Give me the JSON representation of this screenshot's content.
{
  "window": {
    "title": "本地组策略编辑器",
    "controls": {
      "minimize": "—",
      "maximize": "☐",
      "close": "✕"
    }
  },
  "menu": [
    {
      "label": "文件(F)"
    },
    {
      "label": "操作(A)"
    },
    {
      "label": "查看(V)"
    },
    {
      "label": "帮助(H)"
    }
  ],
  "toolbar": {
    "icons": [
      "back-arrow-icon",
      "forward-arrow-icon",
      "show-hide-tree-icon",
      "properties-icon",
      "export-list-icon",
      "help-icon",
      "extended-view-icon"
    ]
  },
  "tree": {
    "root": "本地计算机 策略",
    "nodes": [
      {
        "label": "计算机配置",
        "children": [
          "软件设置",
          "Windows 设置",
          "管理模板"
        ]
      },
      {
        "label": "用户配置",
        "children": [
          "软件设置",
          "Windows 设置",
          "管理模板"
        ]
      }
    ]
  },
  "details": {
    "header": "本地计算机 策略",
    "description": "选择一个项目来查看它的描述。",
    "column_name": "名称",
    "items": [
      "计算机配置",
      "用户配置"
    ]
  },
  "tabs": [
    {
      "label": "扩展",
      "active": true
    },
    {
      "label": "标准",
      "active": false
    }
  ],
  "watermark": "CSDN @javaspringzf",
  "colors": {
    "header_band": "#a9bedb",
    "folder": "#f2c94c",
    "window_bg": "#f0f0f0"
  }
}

§ **Exercise prompt**:
Give only the number of lines in the records that include the word "label".

§ **Solution for this task**:
8